> [Given records]
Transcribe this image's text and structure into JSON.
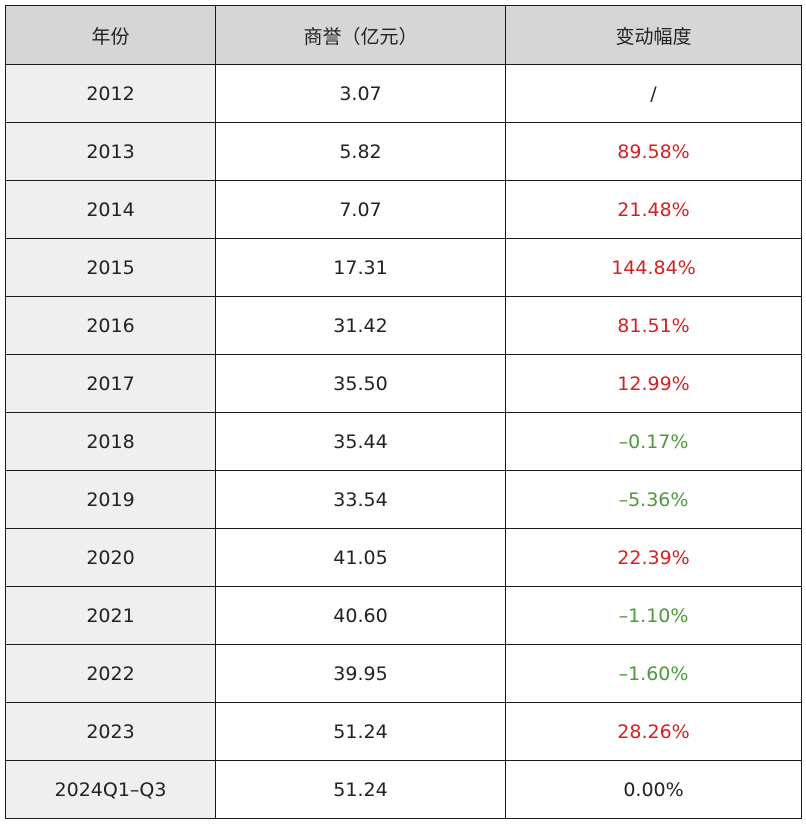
{
  "table": {
    "headers": [
      "年份",
      "商誉（亿元）",
      "变动幅度"
    ],
    "rows": [
      {
        "year": "2012",
        "goodwill": "3.07",
        "change": "/",
        "trend": "neutral"
      },
      {
        "year": "2013",
        "goodwill": "5.82",
        "change": "89.58%",
        "trend": "pos"
      },
      {
        "year": "2014",
        "goodwill": "7.07",
        "change": "21.48%",
        "trend": "pos"
      },
      {
        "year": "2015",
        "goodwill": "17.31",
        "change": "144.84%",
        "trend": "pos"
      },
      {
        "year": "2016",
        "goodwill": "31.42",
        "change": "81.51%",
        "trend": "pos"
      },
      {
        "year": "2017",
        "goodwill": "35.50",
        "change": "12.99%",
        "trend": "pos"
      },
      {
        "year": "2018",
        "goodwill": "35.44",
        "change": "–0.17%",
        "trend": "neg"
      },
      {
        "year": "2019",
        "goodwill": "33.54",
        "change": "–5.36%",
        "trend": "neg"
      },
      {
        "year": "2020",
        "goodwill": "41.05",
        "change": "22.39%",
        "trend": "pos"
      },
      {
        "year": "2021",
        "goodwill": "40.60",
        "change": "–1.10%",
        "trend": "neg"
      },
      {
        "year": "2022",
        "goodwill": "39.95",
        "change": "–1.60%",
        "trend": "neg"
      },
      {
        "year": "2023",
        "goodwill": "51.24",
        "change": "28.26%",
        "trend": "pos"
      },
      {
        "year": "2024Q1–Q3",
        "goodwill": "51.24",
        "change": "0.00%",
        "trend": "neutral"
      }
    ]
  },
  "colors": {
    "header_bg": "#d6d6d6",
    "year_col_bg": "#efefef",
    "increase": "#d22222",
    "decrease": "#4e9a3c",
    "border": "#1a1a1a"
  }
}
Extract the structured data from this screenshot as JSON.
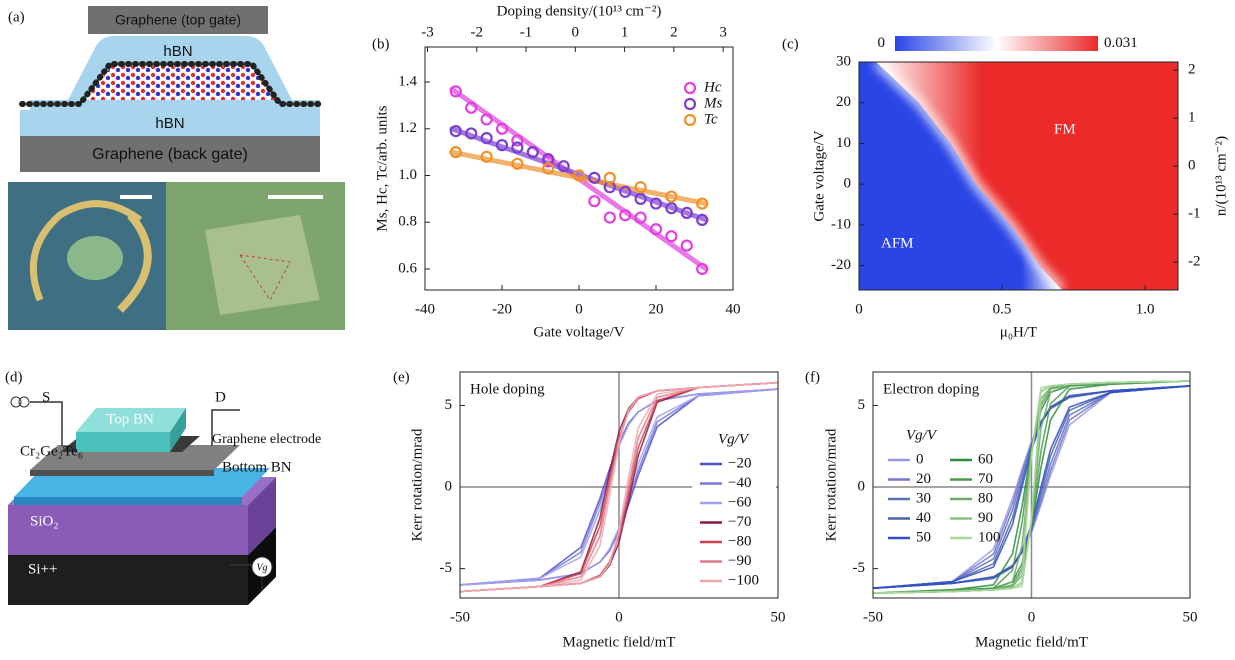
{
  "panel_a": {
    "label": "(a)",
    "top_gate": "Graphene (top gate)",
    "top_hbn": "hBN",
    "bottom_hbn": "hBN",
    "back_gate": "Graphene (back gate)"
  },
  "panel_d": {
    "label": "(d)",
    "source": "S",
    "drain": "D",
    "top_bn": "Top BN",
    "crystal": "Cr₂Ge₂Te₆",
    "electrode": "Graphene electrode",
    "bottom_bn": "Bottom BN",
    "oxide": "SiO₂",
    "substrate": "Si++",
    "gate": "Vg"
  },
  "chart_data": [
    {
      "type": "scatter",
      "panel": "(b)",
      "x_label": "Gate voltage/V",
      "x2_label": "Doping density/(10¹³ cm⁻²)",
      "y_label": "Ms, Hc, Tc/arb. units",
      "xlim": [
        -40,
        40
      ],
      "xticks": [
        -40,
        -20,
        0,
        20,
        40
      ],
      "x2lim": [
        -3.05,
        3.2
      ],
      "x2ticks": [
        -3,
        -2,
        -1,
        0,
        1,
        2,
        3
      ],
      "ylim": [
        0.51,
        1.55
      ],
      "yticks": [
        0.6,
        0.8,
        {
          "value": 1,
          "label": "1.0"
        },
        1.2,
        1.4
      ],
      "legend": "upper right",
      "series": [
        {
          "name": "Hc",
          "color": "#e23fe0",
          "x": [
            -32,
            -28,
            -24,
            -20,
            -16,
            -12,
            -8,
            4,
            8,
            12,
            16,
            20,
            24,
            28,
            32
          ],
          "values": [
            1.36,
            1.29,
            1.24,
            1.2,
            1.15,
            1.1,
            1.06,
            0.89,
            0.82,
            0.83,
            0.82,
            0.77,
            0.74,
            0.7,
            0.6
          ],
          "fit_x": [
            -33,
            33
          ],
          "fit_values": [
            1.37,
            0.6
          ]
        },
        {
          "name": "Ms",
          "color": "#7a3fd0",
          "x": [
            -32,
            -28,
            -24,
            -20,
            -16,
            -12,
            -8,
            -4,
            4,
            8,
            12,
            16,
            20,
            24,
            28,
            32
          ],
          "values": [
            1.19,
            1.18,
            1.16,
            1.13,
            1.12,
            1.1,
            1.07,
            1.04,
            0.99,
            0.95,
            0.93,
            0.9,
            0.88,
            0.86,
            0.84,
            0.81
          ],
          "fit_x": [
            -33,
            33
          ],
          "fit_values": [
            1.2,
            0.81
          ]
        },
        {
          "name": "Tc",
          "color": "#f0902a",
          "x": [
            -32,
            -24,
            -16,
            -8,
            0,
            8,
            16,
            24,
            32
          ],
          "values": [
            1.1,
            1.08,
            1.05,
            1.03,
            1.0,
            0.99,
            0.95,
            0.91,
            0.88
          ],
          "fit_x": [
            -33,
            33
          ],
          "fit_values": [
            1.1,
            0.88
          ]
        }
      ]
    },
    {
      "type": "heatmap",
      "panel": "(c)",
      "x_label": "μ₀H/T",
      "y_label": "Gate voltage/V",
      "y2_label": "n/(10¹³ cm⁻²)",
      "xlim": [
        0,
        1.115
      ],
      "xticks": [
        0,
        0.5,
        {
          "value": 1,
          "label": "1.0"
        }
      ],
      "ylim": [
        -26,
        30
      ],
      "yticks": [
        -20,
        -10,
        0,
        10,
        20,
        30
      ],
      "y2lim": [
        -2.58,
        2.17
      ],
      "y2ticks": [
        -2,
        -1,
        0,
        1,
        2
      ],
      "colorbar": [
        0,
        0.031
      ],
      "colors": [
        "#2a45e6",
        "#ffffff",
        "#ec2a2a"
      ],
      "phase_boundary": {
        "x": [
          0.06,
          0.21,
          0.32,
          0.41,
          0.53,
          0.63,
          0.71
        ],
        "y": [
          30,
          20,
          10,
          0,
          -10,
          -20,
          -26
        ]
      },
      "annotations": [
        "AFM",
        "FM"
      ]
    },
    {
      "type": "line",
      "panel": "(e)",
      "annotation": "Hole doping",
      "x_label": "Magnetic field/mT",
      "y_label": "Kerr rotation/mrad",
      "xlim": [
        -50,
        50
      ],
      "xticks": [
        -50,
        0,
        50
      ],
      "ylim": [
        -6.8,
        7.05
      ],
      "yticks": [
        -5,
        0,
        5
      ],
      "zero_lines": true,
      "legend_title": "Vg/V",
      "legend_columns": 1,
      "x": [
        -50,
        -25,
        -12,
        -6,
        -3,
        0,
        3,
        6,
        12,
        25,
        50
      ],
      "series": [
        {
          "name": "−20",
          "color": "#4f4fd2",
          "values": [
            -6.0,
            -5.7,
            -5.3,
            -4.6,
            -3.9,
            -2.7,
            -1.1,
            0.7,
            3.7,
            5.6,
            6.0
          ],
          "values_down": [
            -6.0,
            -5.6,
            -3.7,
            -0.7,
            1.1,
            2.7,
            3.9,
            4.6,
            5.3,
            5.7,
            6.0
          ]
        },
        {
          "name": "−40",
          "color": "#7878de",
          "values": [
            -6.0,
            -5.7,
            -5.3,
            -4.6,
            -3.9,
            -2.6,
            -0.9,
            1.0,
            4.0,
            5.6,
            6.0
          ],
          "values_down": [
            -6.0,
            -5.6,
            -4.0,
            -1.0,
            0.9,
            2.6,
            3.9,
            4.6,
            5.3,
            5.7,
            6.0
          ]
        },
        {
          "name": "−60",
          "color": "#a2a2ea",
          "values": [
            -6.0,
            -5.7,
            -5.3,
            -4.6,
            -3.8,
            -2.5,
            -0.6,
            1.4,
            4.3,
            5.6,
            6.0
          ],
          "values_down": [
            -6.0,
            -5.6,
            -4.3,
            -1.4,
            0.6,
            2.5,
            3.8,
            4.6,
            5.3,
            5.7,
            6.0
          ]
        },
        {
          "name": "−70",
          "color": "#8b1a3a",
          "values": [
            -6.4,
            -6.1,
            -5.9,
            -5.5,
            -4.8,
            -3.4,
            -0.9,
            1.9,
            5.2,
            6.1,
            6.4
          ],
          "values_down": [
            -6.4,
            -6.1,
            -5.2,
            -1.9,
            0.9,
            3.4,
            4.8,
            5.5,
            5.9,
            6.1,
            6.4
          ]
        },
        {
          "name": "−80",
          "color": "#d04050",
          "values": [
            -6.4,
            -6.1,
            -5.9,
            -5.4,
            -4.6,
            -3.0,
            -0.4,
            2.4,
            5.3,
            6.1,
            6.4
          ],
          "values_down": [
            -6.4,
            -6.1,
            -5.3,
            -2.4,
            0.4,
            3.0,
            4.6,
            5.4,
            5.9,
            6.1,
            6.4
          ]
        },
        {
          "name": "−90",
          "color": "#e07a8a",
          "values": [
            -6.4,
            -6.1,
            -5.9,
            -5.5,
            -4.7,
            -2.9,
            0.0,
            3.0,
            5.5,
            6.1,
            6.4
          ],
          "values_down": [
            -6.4,
            -6.1,
            -5.5,
            -3.0,
            0.0,
            2.9,
            4.7,
            5.5,
            5.9,
            6.1,
            6.4
          ]
        },
        {
          "name": "−100",
          "color": "#f0a8b0",
          "values": [
            -6.4,
            -6.1,
            -5.9,
            -5.5,
            -4.7,
            -2.7,
            0.6,
            3.6,
            5.7,
            6.1,
            6.4
          ],
          "values_down": [
            -6.4,
            -6.1,
            -5.7,
            -3.6,
            -0.6,
            2.7,
            4.7,
            5.5,
            5.9,
            6.1,
            6.4
          ]
        }
      ]
    },
    {
      "type": "line",
      "panel": "(f)",
      "annotation": "Electron doping",
      "x_label": "Magnetic field/mT",
      "y_label": "Kerr rotation/mrad",
      "xlim": [
        -50,
        50
      ],
      "xticks": [
        -50,
        0,
        50
      ],
      "ylim": [
        -6.8,
        7.05
      ],
      "yticks": [
        -5,
        0,
        5
      ],
      "zero_lines": true,
      "legend_title": "Vg/V",
      "legend_columns": 2,
      "x": [
        -50,
        -25,
        -12,
        -6,
        -3,
        0,
        3,
        6,
        12,
        25,
        50
      ],
      "series": [
        {
          "name": "0",
          "color": "#9a9ae4",
          "values": [
            -6.2,
            -5.9,
            -5.5,
            -4.8,
            -4.0,
            -2.8,
            -1.1,
            0.7,
            3.8,
            5.8,
            6.2
          ],
          "values_down": [
            -6.2,
            -5.8,
            -3.8,
            -0.7,
            1.1,
            2.8,
            4.0,
            4.8,
            5.5,
            5.9,
            6.2
          ]
        },
        {
          "name": "20",
          "color": "#7474d2",
          "values": [
            -6.2,
            -5.9,
            -5.5,
            -4.8,
            -4.0,
            -2.7,
            -0.9,
            1.0,
            4.1,
            5.8,
            6.2
          ],
          "values_down": [
            -6.2,
            -5.8,
            -4.1,
            -1.0,
            0.9,
            2.7,
            4.0,
            4.8,
            5.5,
            5.9,
            6.2
          ]
        },
        {
          "name": "30",
          "color": "#5a72b8",
          "values": [
            -6.2,
            -5.9,
            -5.5,
            -4.8,
            -3.9,
            -2.6,
            -0.6,
            1.4,
            4.4,
            5.8,
            6.2
          ],
          "values_down": [
            -6.2,
            -5.8,
            -4.4,
            -1.4,
            0.6,
            2.6,
            3.9,
            4.8,
            5.5,
            5.9,
            6.2
          ]
        },
        {
          "name": "40",
          "color": "#4a62a8",
          "values": [
            -6.2,
            -5.9,
            -5.5,
            -4.9,
            -4.0,
            -2.4,
            -0.3,
            1.9,
            4.7,
            5.8,
            6.2
          ],
          "values_down": [
            -6.2,
            -5.8,
            -4.7,
            -1.9,
            0.3,
            2.4,
            4.0,
            4.9,
            5.5,
            5.9,
            6.2
          ]
        },
        {
          "name": "50",
          "color": "#3050c8",
          "values": [
            -6.2,
            -5.9,
            -5.6,
            -4.9,
            -3.9,
            -2.3,
            0.0,
            2.3,
            4.9,
            5.8,
            6.2
          ],
          "values_down": [
            -6.2,
            -5.8,
            -4.9,
            -2.3,
            0.0,
            2.3,
            3.9,
            4.9,
            5.6,
            5.9,
            6.2
          ]
        },
        {
          "name": "60",
          "color": "#2e8b3e",
          "values": [
            -6.5,
            -6.4,
            -6.2,
            -5.8,
            -4.7,
            -2.4,
            1.2,
            4.1,
            6.0,
            6.3,
            6.5
          ],
          "values_down": [
            -6.5,
            -6.3,
            -6.0,
            -4.1,
            -1.2,
            2.4,
            4.7,
            5.8,
            6.2,
            6.4,
            6.5
          ]
        },
        {
          "name": "70",
          "color": "#4a9a50",
          "values": [
            -6.5,
            -6.4,
            -6.3,
            -6.0,
            -5.0,
            -2.2,
            2.2,
            5.1,
            6.2,
            6.3,
            6.5
          ],
          "values_down": [
            -6.5,
            -6.3,
            -6.2,
            -5.1,
            -2.2,
            2.2,
            5.0,
            6.0,
            6.3,
            6.4,
            6.5
          ]
        },
        {
          "name": "80",
          "color": "#6aaa68",
          "values": [
            -6.5,
            -6.4,
            -6.3,
            -6.1,
            -5.4,
            -2.0,
            3.6,
            5.8,
            6.3,
            6.4,
            6.5
          ],
          "values_down": [
            -6.5,
            -6.4,
            -6.3,
            -5.8,
            -3.6,
            2.0,
            5.4,
            6.1,
            6.3,
            6.4,
            6.5
          ]
        },
        {
          "name": "90",
          "color": "#8cc080",
          "values": [
            -6.5,
            -6.4,
            -6.3,
            -6.2,
            -5.9,
            -2.1,
            5.1,
            6.2,
            6.3,
            6.4,
            6.5
          ],
          "values_down": [
            -6.5,
            -6.4,
            -6.3,
            -6.2,
            -5.1,
            2.1,
            5.9,
            6.2,
            6.3,
            6.4,
            6.5
          ]
        },
        {
          "name": "100",
          "color": "#a8d89a",
          "values": [
            -6.5,
            -6.4,
            -6.3,
            -6.2,
            -6.1,
            -2.0,
            5.8,
            6.2,
            6.3,
            6.4,
            6.5
          ],
          "values_down": [
            -6.5,
            -6.4,
            -6.3,
            -6.2,
            -5.8,
            2.0,
            6.1,
            6.2,
            6.3,
            6.4,
            6.5
          ]
        }
      ]
    }
  ]
}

> [Short problem]
Spot every line that holds "type" and copy it.

> [Response]
      "type": "scatter",
      "type": "heatmap",
      "type": "line",
      "type": "line",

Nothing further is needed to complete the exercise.